(Dataset items)
§ §
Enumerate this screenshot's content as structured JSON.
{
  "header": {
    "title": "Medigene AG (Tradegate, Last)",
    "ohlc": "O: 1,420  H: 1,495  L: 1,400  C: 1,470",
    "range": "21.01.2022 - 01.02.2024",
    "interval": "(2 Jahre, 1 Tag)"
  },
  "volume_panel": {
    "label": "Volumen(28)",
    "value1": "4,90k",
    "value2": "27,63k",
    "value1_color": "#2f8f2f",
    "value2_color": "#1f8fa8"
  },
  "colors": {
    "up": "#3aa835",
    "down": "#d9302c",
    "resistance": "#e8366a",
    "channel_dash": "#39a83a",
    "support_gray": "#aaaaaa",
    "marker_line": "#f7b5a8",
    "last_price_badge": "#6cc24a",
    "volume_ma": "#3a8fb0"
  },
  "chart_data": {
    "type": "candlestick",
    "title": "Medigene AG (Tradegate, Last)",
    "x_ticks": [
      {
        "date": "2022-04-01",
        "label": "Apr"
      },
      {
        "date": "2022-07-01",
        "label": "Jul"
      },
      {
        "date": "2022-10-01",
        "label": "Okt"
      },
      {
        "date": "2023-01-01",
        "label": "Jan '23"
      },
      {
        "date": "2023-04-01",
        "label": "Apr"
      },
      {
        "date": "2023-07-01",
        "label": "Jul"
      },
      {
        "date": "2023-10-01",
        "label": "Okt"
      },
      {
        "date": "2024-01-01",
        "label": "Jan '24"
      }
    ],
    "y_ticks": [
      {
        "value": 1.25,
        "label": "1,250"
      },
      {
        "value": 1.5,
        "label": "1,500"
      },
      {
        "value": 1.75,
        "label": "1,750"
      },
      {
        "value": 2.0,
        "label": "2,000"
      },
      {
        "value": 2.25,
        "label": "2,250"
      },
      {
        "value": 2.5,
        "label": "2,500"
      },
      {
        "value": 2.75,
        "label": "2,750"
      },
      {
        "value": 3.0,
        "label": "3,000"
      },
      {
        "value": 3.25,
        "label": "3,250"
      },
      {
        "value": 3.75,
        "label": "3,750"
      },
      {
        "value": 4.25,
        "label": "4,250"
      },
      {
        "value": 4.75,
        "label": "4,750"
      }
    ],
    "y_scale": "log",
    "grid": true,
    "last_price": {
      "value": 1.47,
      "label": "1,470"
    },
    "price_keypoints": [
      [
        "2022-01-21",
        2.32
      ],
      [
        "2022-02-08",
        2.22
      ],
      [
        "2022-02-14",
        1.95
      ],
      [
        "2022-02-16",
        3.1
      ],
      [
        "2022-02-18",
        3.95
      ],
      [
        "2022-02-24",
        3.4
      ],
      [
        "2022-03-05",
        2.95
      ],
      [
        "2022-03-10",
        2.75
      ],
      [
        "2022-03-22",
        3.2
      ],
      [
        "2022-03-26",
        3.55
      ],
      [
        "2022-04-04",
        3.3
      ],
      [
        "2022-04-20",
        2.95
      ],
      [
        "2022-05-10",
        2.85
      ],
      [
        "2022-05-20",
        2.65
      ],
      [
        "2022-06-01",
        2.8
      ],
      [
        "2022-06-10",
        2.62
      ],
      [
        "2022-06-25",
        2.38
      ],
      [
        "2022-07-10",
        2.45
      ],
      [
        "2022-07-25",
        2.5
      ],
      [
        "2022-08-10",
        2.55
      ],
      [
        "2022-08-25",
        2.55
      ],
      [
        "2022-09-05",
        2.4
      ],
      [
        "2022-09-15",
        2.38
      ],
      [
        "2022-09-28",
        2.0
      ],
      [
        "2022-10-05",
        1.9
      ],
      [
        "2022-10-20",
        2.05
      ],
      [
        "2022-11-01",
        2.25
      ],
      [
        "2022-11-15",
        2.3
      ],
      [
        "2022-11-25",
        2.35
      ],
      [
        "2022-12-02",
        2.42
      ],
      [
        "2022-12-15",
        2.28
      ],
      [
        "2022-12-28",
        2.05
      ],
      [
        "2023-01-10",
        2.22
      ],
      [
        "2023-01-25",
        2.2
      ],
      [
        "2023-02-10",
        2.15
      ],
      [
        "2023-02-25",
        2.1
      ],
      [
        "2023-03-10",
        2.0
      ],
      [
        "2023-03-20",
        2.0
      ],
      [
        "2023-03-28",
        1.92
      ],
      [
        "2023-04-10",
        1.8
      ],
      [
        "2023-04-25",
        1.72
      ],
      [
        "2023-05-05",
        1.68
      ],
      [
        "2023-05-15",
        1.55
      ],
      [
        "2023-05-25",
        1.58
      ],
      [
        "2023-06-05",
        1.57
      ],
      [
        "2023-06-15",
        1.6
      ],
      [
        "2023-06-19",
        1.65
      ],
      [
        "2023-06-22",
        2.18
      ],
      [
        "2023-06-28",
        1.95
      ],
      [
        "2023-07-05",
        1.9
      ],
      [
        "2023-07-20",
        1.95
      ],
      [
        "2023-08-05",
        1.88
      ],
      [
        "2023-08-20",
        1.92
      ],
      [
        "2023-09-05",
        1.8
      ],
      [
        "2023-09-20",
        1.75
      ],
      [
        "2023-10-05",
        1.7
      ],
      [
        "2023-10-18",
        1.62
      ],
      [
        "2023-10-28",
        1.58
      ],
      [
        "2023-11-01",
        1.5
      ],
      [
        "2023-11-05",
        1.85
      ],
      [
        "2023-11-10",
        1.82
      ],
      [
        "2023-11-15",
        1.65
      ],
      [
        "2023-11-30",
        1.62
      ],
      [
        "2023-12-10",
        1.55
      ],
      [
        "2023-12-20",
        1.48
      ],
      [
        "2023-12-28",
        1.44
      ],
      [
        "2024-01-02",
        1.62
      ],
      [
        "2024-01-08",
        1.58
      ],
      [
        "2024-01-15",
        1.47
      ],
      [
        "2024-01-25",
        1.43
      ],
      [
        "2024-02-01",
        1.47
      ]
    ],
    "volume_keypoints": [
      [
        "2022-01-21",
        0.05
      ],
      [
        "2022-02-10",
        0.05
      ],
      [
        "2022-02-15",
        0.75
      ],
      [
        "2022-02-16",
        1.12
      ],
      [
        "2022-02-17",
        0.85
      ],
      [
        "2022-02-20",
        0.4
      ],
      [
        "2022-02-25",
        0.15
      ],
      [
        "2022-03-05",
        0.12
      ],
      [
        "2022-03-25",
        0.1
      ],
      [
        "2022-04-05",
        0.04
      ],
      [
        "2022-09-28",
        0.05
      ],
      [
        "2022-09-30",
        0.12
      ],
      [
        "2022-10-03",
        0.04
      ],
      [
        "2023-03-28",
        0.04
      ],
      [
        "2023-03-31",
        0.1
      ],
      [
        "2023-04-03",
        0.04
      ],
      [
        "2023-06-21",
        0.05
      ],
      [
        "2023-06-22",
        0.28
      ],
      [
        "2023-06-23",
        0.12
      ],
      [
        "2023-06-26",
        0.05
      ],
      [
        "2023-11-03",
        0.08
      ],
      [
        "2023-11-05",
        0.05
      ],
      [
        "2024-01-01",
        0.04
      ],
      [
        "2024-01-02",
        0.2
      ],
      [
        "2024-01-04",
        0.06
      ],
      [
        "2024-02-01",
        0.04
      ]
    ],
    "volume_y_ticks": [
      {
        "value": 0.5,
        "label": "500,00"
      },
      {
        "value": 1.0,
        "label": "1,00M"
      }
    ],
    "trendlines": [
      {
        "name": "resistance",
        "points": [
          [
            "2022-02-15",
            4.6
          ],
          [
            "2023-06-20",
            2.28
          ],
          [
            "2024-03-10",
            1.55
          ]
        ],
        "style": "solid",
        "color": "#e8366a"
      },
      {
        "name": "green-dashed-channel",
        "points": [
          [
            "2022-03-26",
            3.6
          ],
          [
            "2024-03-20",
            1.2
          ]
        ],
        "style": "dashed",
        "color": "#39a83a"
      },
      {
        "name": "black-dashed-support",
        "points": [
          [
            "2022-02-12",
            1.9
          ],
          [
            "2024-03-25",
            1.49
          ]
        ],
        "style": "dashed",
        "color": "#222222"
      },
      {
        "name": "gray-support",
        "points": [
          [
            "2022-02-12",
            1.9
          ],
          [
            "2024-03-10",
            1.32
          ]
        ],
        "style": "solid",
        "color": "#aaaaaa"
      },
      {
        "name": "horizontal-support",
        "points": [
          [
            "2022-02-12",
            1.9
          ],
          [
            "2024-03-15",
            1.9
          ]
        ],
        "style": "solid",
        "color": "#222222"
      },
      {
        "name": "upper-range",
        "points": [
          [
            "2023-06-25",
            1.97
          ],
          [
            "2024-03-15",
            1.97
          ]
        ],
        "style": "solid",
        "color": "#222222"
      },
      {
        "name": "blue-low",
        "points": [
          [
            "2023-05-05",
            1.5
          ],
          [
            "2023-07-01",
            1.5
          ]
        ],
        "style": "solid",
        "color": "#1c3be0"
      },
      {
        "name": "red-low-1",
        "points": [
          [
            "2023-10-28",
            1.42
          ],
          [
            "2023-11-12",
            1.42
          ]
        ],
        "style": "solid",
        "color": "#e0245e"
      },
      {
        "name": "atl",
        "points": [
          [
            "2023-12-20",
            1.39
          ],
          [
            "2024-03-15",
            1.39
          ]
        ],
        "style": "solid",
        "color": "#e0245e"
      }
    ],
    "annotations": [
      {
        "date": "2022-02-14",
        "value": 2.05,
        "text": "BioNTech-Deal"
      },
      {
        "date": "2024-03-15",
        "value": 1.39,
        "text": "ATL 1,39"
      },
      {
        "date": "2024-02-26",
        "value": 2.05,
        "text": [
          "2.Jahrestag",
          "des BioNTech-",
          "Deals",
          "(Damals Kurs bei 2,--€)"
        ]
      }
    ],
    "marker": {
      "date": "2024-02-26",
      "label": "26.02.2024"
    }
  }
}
§ §
Exercise objective: Identify which lines contain the word "text" and copy each one.

Result of this exercise:
        "text": "BioNTech-Deal"
        "text": "ATL 1,39"
        "text": [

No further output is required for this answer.